Stored entries:
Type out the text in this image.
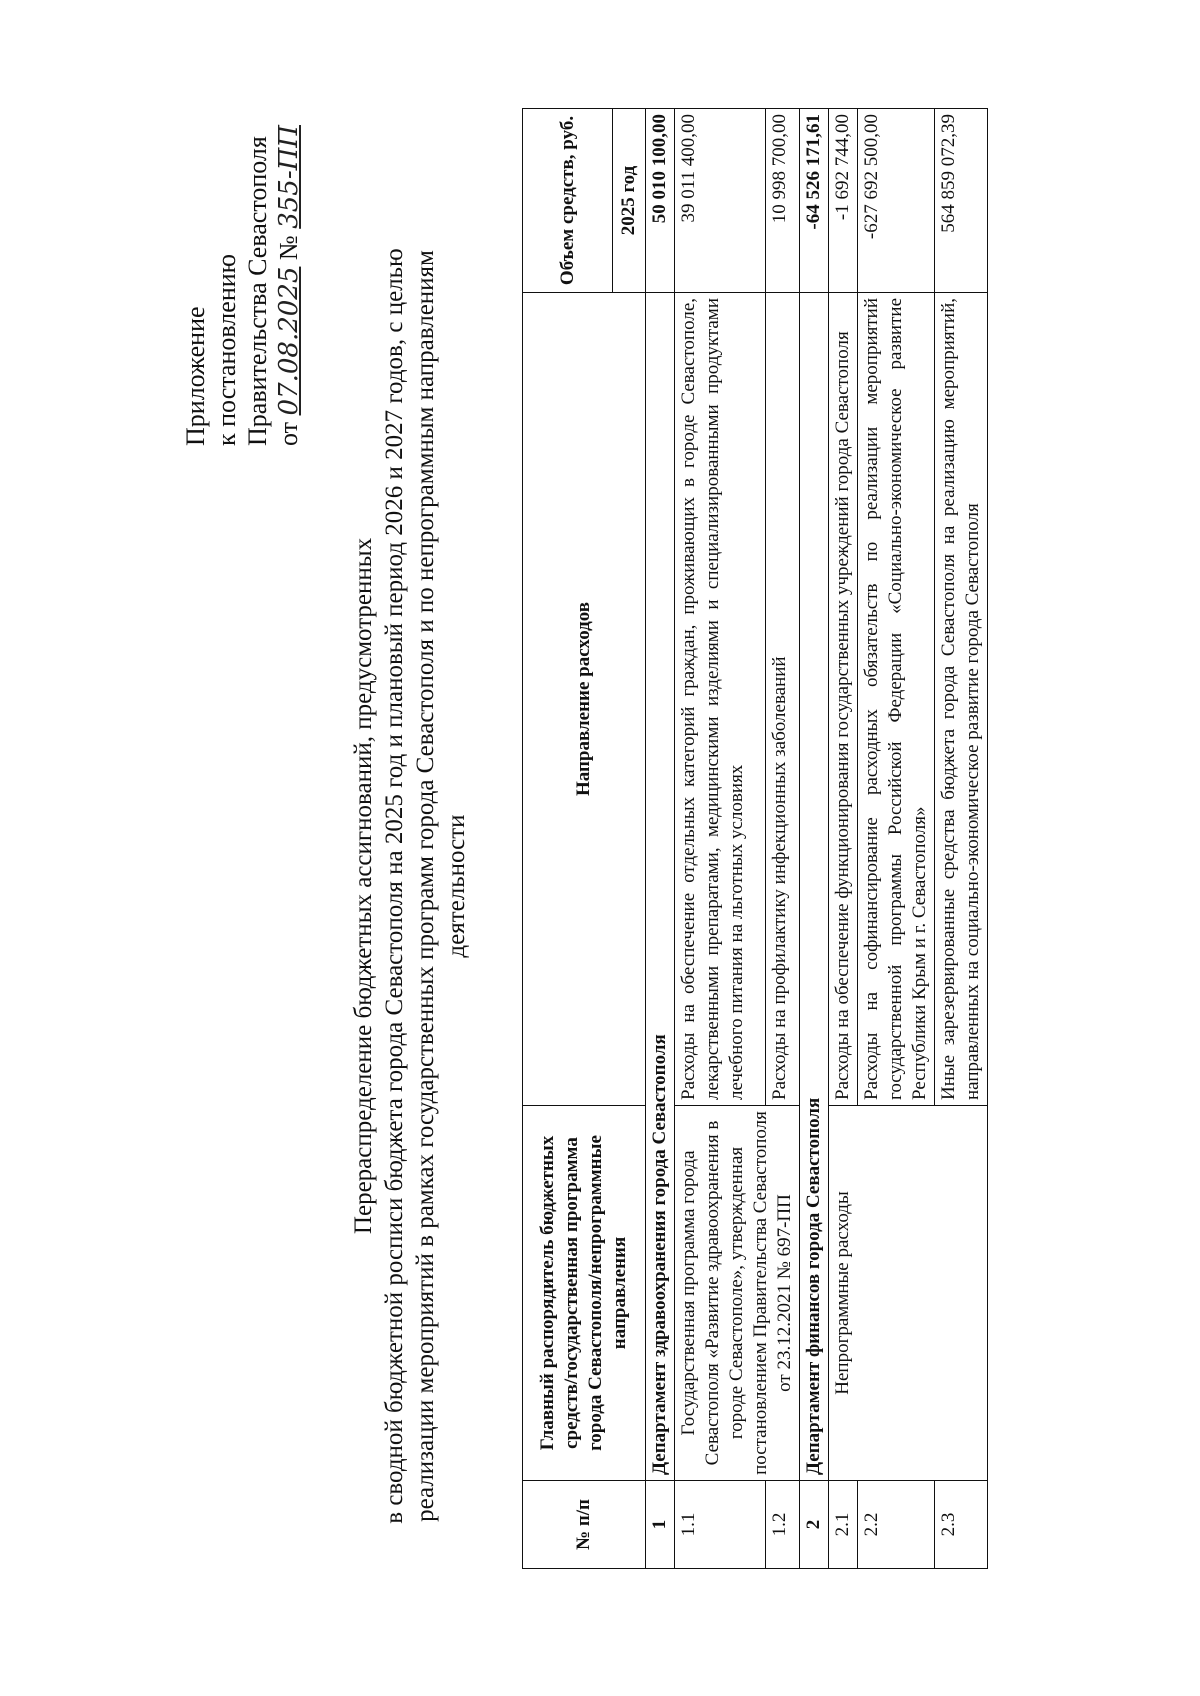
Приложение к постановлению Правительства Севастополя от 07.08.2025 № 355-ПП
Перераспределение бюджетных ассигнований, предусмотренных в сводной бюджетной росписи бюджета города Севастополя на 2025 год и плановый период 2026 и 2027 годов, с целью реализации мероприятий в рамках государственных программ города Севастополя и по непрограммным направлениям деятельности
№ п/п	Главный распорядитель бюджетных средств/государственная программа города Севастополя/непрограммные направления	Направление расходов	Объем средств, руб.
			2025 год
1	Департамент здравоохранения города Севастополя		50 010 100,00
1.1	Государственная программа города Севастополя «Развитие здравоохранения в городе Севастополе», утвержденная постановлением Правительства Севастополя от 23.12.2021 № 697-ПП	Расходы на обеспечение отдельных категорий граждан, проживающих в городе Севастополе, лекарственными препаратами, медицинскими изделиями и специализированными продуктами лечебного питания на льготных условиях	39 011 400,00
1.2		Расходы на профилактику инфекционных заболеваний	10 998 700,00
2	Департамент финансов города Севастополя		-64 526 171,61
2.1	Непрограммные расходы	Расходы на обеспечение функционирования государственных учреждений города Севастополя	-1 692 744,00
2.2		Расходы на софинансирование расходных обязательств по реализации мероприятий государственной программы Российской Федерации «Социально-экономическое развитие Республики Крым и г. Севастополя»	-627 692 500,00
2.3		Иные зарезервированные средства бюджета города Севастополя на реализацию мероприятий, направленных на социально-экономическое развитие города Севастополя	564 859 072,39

--- STATED TASK ---
Without the pictures, write out the whole listing above exactly as it appears.

--- TASK ANSWER ---
Type out the text in this image.
Приложение к постановлению Правительства Севастополя от 07.08.2025 № 355-ПП
Перераспределение бюджетных ассигнований, предусмотренных в сводной бюджетной росписи бюджета города Севастополя на 2025 год и плановый период 2026 и 2027 годов, с целью реализации мероприятий в рамках государственных программ города Севастополя и по непрограммным направлениям деятельности
№ п/п	Главный распорядитель бюджетных средств/государственная программа города Севастополя/непрограммные направления	Направление расходов	Объем средств, руб.
			2025 год
1	Департамент здравоохранения города Севастополя		50 010 100,00
1.1	Государственная программа города Севастополя «Развитие здравоохранения в городе Севастополе», утвержденная постановлением Правительства Севастополя от 23.12.2021 № 697-ПП	Расходы на обеспечение отдельных категорий граждан, проживающих в городе Севастополе, лекарственными препаратами, медицинскими изделиями и специализированными продуктами лечебного питания на льготных условиях	39 011 400,00
1.2		Расходы на профилактику инфекционных заболеваний	10 998 700,00
2	Департамент финансов города Севастополя		-64 526 171,61
2.1	Непрограммные расходы	Расходы на обеспечение функционирования государственных учреждений города Севастополя	-1 692 744,00
2.2		Расходы на софинансирование расходных обязательств по реализации мероприятий государственной программы Российской Федерации «Социально-экономическое развитие Республики Крым и г. Севастополя»	-627 692 500,00
2.3		Иные зарезервированные средства бюджета города Севастополя на реализацию мероприятий, направленных на социально-экономическое развитие города Севастополя	564 859 072,39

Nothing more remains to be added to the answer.